EXERCISE DESCRIPTION
Return all of the entries word for word, but omit the pictures they contain.

** DATA SUPPLIED follows **

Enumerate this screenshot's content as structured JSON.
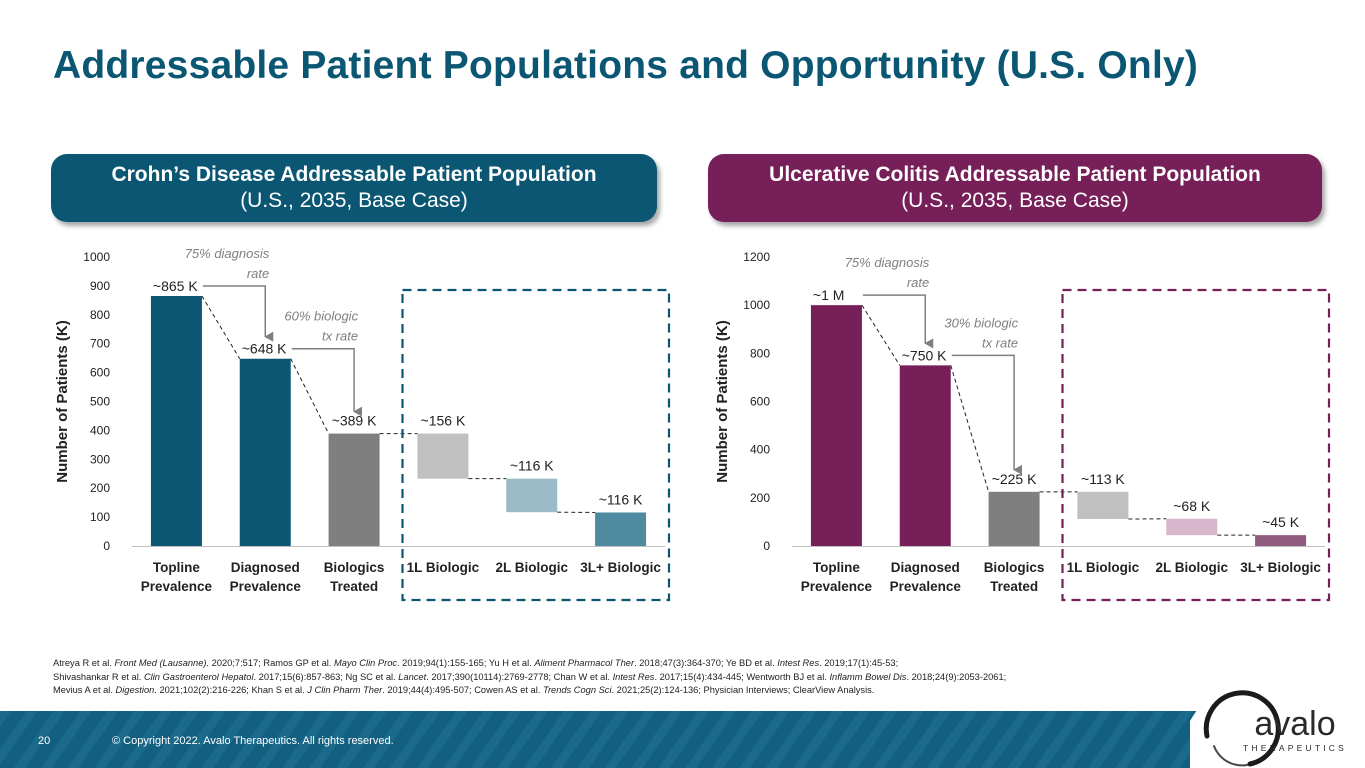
{
  "title": "Addressable Patient Populations and Opportunity (U.S. Only)",
  "colors": {
    "title": "#0b5773",
    "crohns": "#0b5773",
    "uc": "#761f58",
    "gray_dark": "#7f7f7f",
    "gray_light": "#c0c0c0",
    "annotation": "#7f7f7f",
    "footer": "#135f80"
  },
  "banners": {
    "crohns": {
      "title": "Crohn’s Disease Addressable Patient Population",
      "subtitle": "(U.S., 2035, Base Case)"
    },
    "uc": {
      "title": "Ulcerative Colitis Addressable Patient Population",
      "subtitle": "(U.S., 2035, Base Case)"
    }
  },
  "chart_data": [
    {
      "type": "bar",
      "subtype": "waterfall",
      "title": "Crohn’s Disease Addressable Patient Population (U.S., 2035, Base Case)",
      "ylabel": "Number of Patients (K)",
      "ylim": [
        0,
        1000
      ],
      "yticks": [
        0,
        100,
        200,
        300,
        400,
        500,
        600,
        700,
        800,
        900,
        1000
      ],
      "grid": false,
      "categories": [
        [
          "Topline",
          "Prevalence"
        ],
        [
          "Diagnosed",
          "Prevalence"
        ],
        [
          "Biologics",
          "Treated"
        ],
        [
          "1L Biologic"
        ],
        [
          "2L Biologic"
        ],
        [
          "3L+ Biologic"
        ]
      ],
      "bars": [
        {
          "bottom": 0,
          "top": 865,
          "color": "#0b5773"
        },
        {
          "bottom": 0,
          "top": 648,
          "color": "#0b5773"
        },
        {
          "bottom": 0,
          "top": 389,
          "color": "#7f7f7f"
        },
        {
          "bottom": 233,
          "top": 389,
          "color": "#c0c0c0"
        },
        {
          "bottom": 117,
          "top": 233,
          "color": "#9bbac7"
        },
        {
          "bottom": 0,
          "top": 116,
          "color": "#4f8aa0"
        }
      ],
      "value_labels": [
        "~865 K",
        "~648 K",
        "~389 K",
        "~156 K",
        "~116 K",
        "~116 K"
      ],
      "annotations": [
        {
          "from_bar": 0,
          "to_bar": 1,
          "lines": [
            "75% diagnosis",
            "rate"
          ]
        },
        {
          "from_bar": 1,
          "to_bar": 2,
          "lines": [
            "60% biologic",
            "tx rate"
          ]
        }
      ],
      "highlight_box": {
        "bars": [
          3,
          4,
          5
        ],
        "color": "#0b5773"
      }
    },
    {
      "type": "bar",
      "subtype": "waterfall",
      "title": "Ulcerative Colitis Addressable Patient Population (U.S., 2035, Base Case)",
      "ylabel": "Number of Patients (K)",
      "ylim": [
        0,
        1200
      ],
      "yticks": [
        0,
        200,
        400,
        600,
        800,
        1000,
        1200
      ],
      "grid": false,
      "categories": [
        [
          "Topline",
          "Prevalence"
        ],
        [
          "Diagnosed",
          "Prevalence"
        ],
        [
          "Biologics",
          "Treated"
        ],
        [
          "1L Biologic"
        ],
        [
          "2L Biologic"
        ],
        [
          "3L+ Biologic"
        ]
      ],
      "bars": [
        {
          "bottom": 0,
          "top": 1000,
          "color": "#761f58"
        },
        {
          "bottom": 0,
          "top": 750,
          "color": "#761f58"
        },
        {
          "bottom": 0,
          "top": 225,
          "color": "#7f7f7f"
        },
        {
          "bottom": 112,
          "top": 225,
          "color": "#c0c0c0"
        },
        {
          "bottom": 45,
          "top": 113,
          "color": "#d8b6cb"
        },
        {
          "bottom": 0,
          "top": 45,
          "color": "#915b80"
        }
      ],
      "value_labels": [
        "~1 M",
        "~750 K",
        "~225 K",
        "~113 K",
        "~68 K",
        "~45 K"
      ],
      "annotations": [
        {
          "from_bar": 0,
          "to_bar": 1,
          "lines": [
            "75% diagnosis",
            "rate"
          ]
        },
        {
          "from_bar": 1,
          "to_bar": 2,
          "lines": [
            "30% biologic",
            "tx rate"
          ]
        }
      ],
      "highlight_box": {
        "bars": [
          3,
          4,
          5
        ],
        "color": "#761f58"
      }
    }
  ],
  "references": [
    [
      {
        "t": "Atreya R et al. "
      },
      {
        "t": "Front Med (Lausanne).",
        "i": true
      },
      {
        "t": " 2020;7:517; Ramos GP et al. "
      },
      {
        "t": "Mayo Clin Proc",
        "i": true
      },
      {
        "t": ". 2019;94(1):155-165; Yu H et al. "
      },
      {
        "t": "Aliment Pharmacol Ther",
        "i": true
      },
      {
        "t": ". 2018;47(3):364-370; Ye BD et al. "
      },
      {
        "t": "Intest Res",
        "i": true
      },
      {
        "t": ". 2019;17(1):45-53;"
      }
    ],
    [
      {
        "t": "Shivashankar R et al. "
      },
      {
        "t": "Clin Gastroenterol Hepatol",
        "i": true
      },
      {
        "t": ". 2017;15(6):857-863; Ng SC et al. "
      },
      {
        "t": "Lancet",
        "i": true
      },
      {
        "t": ". 2017;390(10114):2769-2778; Chan W et al. "
      },
      {
        "t": "Intest Res",
        "i": true
      },
      {
        "t": ". 2017;15(4):434-445; Wentworth BJ et al. "
      },
      {
        "t": "Inflamm Bowel Dis",
        "i": true
      },
      {
        "t": ". 2018;24(9):2053-2061;"
      }
    ],
    [
      {
        "t": "Mevius A et al. "
      },
      {
        "t": "Digestion",
        "i": true
      },
      {
        "t": ". 2021;102(2):216-226; Khan S et al. "
      },
      {
        "t": "J Clin Pharm Ther",
        "i": true
      },
      {
        "t": ". 2019;44(4):495-507; Cowen AS et al. "
      },
      {
        "t": "Trends Cogn Sci",
        "i": true
      },
      {
        "t": ". 2021;25(2):124-136; Physician Interviews; ClearView Analysis."
      }
    ]
  ],
  "footer": {
    "page_number": "20",
    "copyright": "© Copyright 2022. Avalo Therapeutics. All rights reserved."
  },
  "logo": {
    "name": "avalo",
    "tagline": "THERAPEUTICS"
  }
}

** End of DATA SUPPLIED **

ANSWER TO THIS TASK
Enumerate this screenshot's content as structured JSON.
{
  "title": "Addressable Patient Populations and Opportunity (U.S. Only)",
  "colors": {
    "title": "#0b5773",
    "crohns": "#0b5773",
    "uc": "#761f58",
    "gray_dark": "#7f7f7f",
    "gray_light": "#c0c0c0",
    "annotation": "#7f7f7f",
    "footer": "#135f80"
  },
  "banners": {
    "crohns": {
      "title": "Crohn’s Disease Addressable Patient Population",
      "subtitle": "(U.S., 2035, Base Case)"
    },
    "uc": {
      "title": "Ulcerative Colitis Addressable Patient Population",
      "subtitle": "(U.S., 2035, Base Case)"
    }
  },
  "chart_data": [
    {
      "type": "bar",
      "subtype": "waterfall",
      "title": "Crohn’s Disease Addressable Patient Population (U.S., 2035, Base Case)",
      "ylabel": "Number of Patients (K)",
      "ylim": [
        0,
        1000
      ],
      "yticks": [
        0,
        100,
        200,
        300,
        400,
        500,
        600,
        700,
        800,
        900,
        1000
      ],
      "grid": false,
      "categories": [
        [
          "Topline",
          "Prevalence"
        ],
        [
          "Diagnosed",
          "Prevalence"
        ],
        [
          "Biologics",
          "Treated"
        ],
        [
          "1L Biologic"
        ],
        [
          "2L Biologic"
        ],
        [
          "3L+ Biologic"
        ]
      ],
      "bars": [
        {
          "bottom": 0,
          "top": 865,
          "color": "#0b5773"
        },
        {
          "bottom": 0,
          "top": 648,
          "color": "#0b5773"
        },
        {
          "bottom": 0,
          "top": 389,
          "color": "#7f7f7f"
        },
        {
          "bottom": 233,
          "top": 389,
          "color": "#c0c0c0"
        },
        {
          "bottom": 117,
          "top": 233,
          "color": "#9bbac7"
        },
        {
          "bottom": 0,
          "top": 116,
          "color": "#4f8aa0"
        }
      ],
      "value_labels": [
        "~865 K",
        "~648 K",
        "~389 K",
        "~156 K",
        "~116 K",
        "~116 K"
      ],
      "annotations": [
        {
          "from_bar": 0,
          "to_bar": 1,
          "lines": [
            "75% diagnosis",
            "rate"
          ]
        },
        {
          "from_bar": 1,
          "to_bar": 2,
          "lines": [
            "60% biologic",
            "tx rate"
          ]
        }
      ],
      "highlight_box": {
        "bars": [
          3,
          4,
          5
        ],
        "color": "#0b5773"
      }
    },
    {
      "type": "bar",
      "subtype": "waterfall",
      "title": "Ulcerative Colitis Addressable Patient Population (U.S., 2035, Base Case)",
      "ylabel": "Number of Patients (K)",
      "ylim": [
        0,
        1200
      ],
      "yticks": [
        0,
        200,
        400,
        600,
        800,
        1000,
        1200
      ],
      "grid": false,
      "categories": [
        [
          "Topline",
          "Prevalence"
        ],
        [
          "Diagnosed",
          "Prevalence"
        ],
        [
          "Biologics",
          "Treated"
        ],
        [
          "1L Biologic"
        ],
        [
          "2L Biologic"
        ],
        [
          "3L+ Biologic"
        ]
      ],
      "bars": [
        {
          "bottom": 0,
          "top": 1000,
          "color": "#761f58"
        },
        {
          "bottom": 0,
          "top": 750,
          "color": "#761f58"
        },
        {
          "bottom": 0,
          "top": 225,
          "color": "#7f7f7f"
        },
        {
          "bottom": 112,
          "top": 225,
          "color": "#c0c0c0"
        },
        {
          "bottom": 45,
          "top": 113,
          "color": "#d8b6cb"
        },
        {
          "bottom": 0,
          "top": 45,
          "color": "#915b80"
        }
      ],
      "value_labels": [
        "~1 M",
        "~750 K",
        "~225 K",
        "~113 K",
        "~68 K",
        "~45 K"
      ],
      "annotations": [
        {
          "from_bar": 0,
          "to_bar": 1,
          "lines": [
            "75% diagnosis",
            "rate"
          ]
        },
        {
          "from_bar": 1,
          "to_bar": 2,
          "lines": [
            "30% biologic",
            "tx rate"
          ]
        }
      ],
      "highlight_box": {
        "bars": [
          3,
          4,
          5
        ],
        "color": "#761f58"
      }
    }
  ],
  "references": [
    [
      {
        "t": "Atreya R et al. "
      },
      {
        "t": "Front Med (Lausanne).",
        "i": true
      },
      {
        "t": " 2020;7:517; Ramos GP et al. "
      },
      {
        "t": "Mayo Clin Proc",
        "i": true
      },
      {
        "t": ". 2019;94(1):155-165; Yu H et al. "
      },
      {
        "t": "Aliment Pharmacol Ther",
        "i": true
      },
      {
        "t": ". 2018;47(3):364-370; Ye BD et al. "
      },
      {
        "t": "Intest Res",
        "i": true
      },
      {
        "t": ". 2019;17(1):45-53;"
      }
    ],
    [
      {
        "t": "Shivashankar R et al. "
      },
      {
        "t": "Clin Gastroenterol Hepatol",
        "i": true
      },
      {
        "t": ". 2017;15(6):857-863; Ng SC et al. "
      },
      {
        "t": "Lancet",
        "i": true
      },
      {
        "t": ". 2017;390(10114):2769-2778; Chan W et al. "
      },
      {
        "t": "Intest Res",
        "i": true
      },
      {
        "t": ". 2017;15(4):434-445; Wentworth BJ et al. "
      },
      {
        "t": "Inflamm Bowel Dis",
        "i": true
      },
      {
        "t": ". 2018;24(9):2053-2061;"
      }
    ],
    [
      {
        "t": "Mevius A et al. "
      },
      {
        "t": "Digestion",
        "i": true
      },
      {
        "t": ". 2021;102(2):216-226; Khan S et al. "
      },
      {
        "t": "J Clin Pharm Ther",
        "i": true
      },
      {
        "t": ". 2019;44(4):495-507; Cowen AS et al. "
      },
      {
        "t": "Trends Cogn Sci",
        "i": true
      },
      {
        "t": ". 2021;25(2):124-136; Physician Interviews; ClearView Analysis."
      }
    ]
  ],
  "footer": {
    "page_number": "20",
    "copyright": "© Copyright 2022. Avalo Therapeutics. All rights reserved."
  },
  "logo": {
    "name": "avalo",
    "tagline": "THERAPEUTICS"
  }
}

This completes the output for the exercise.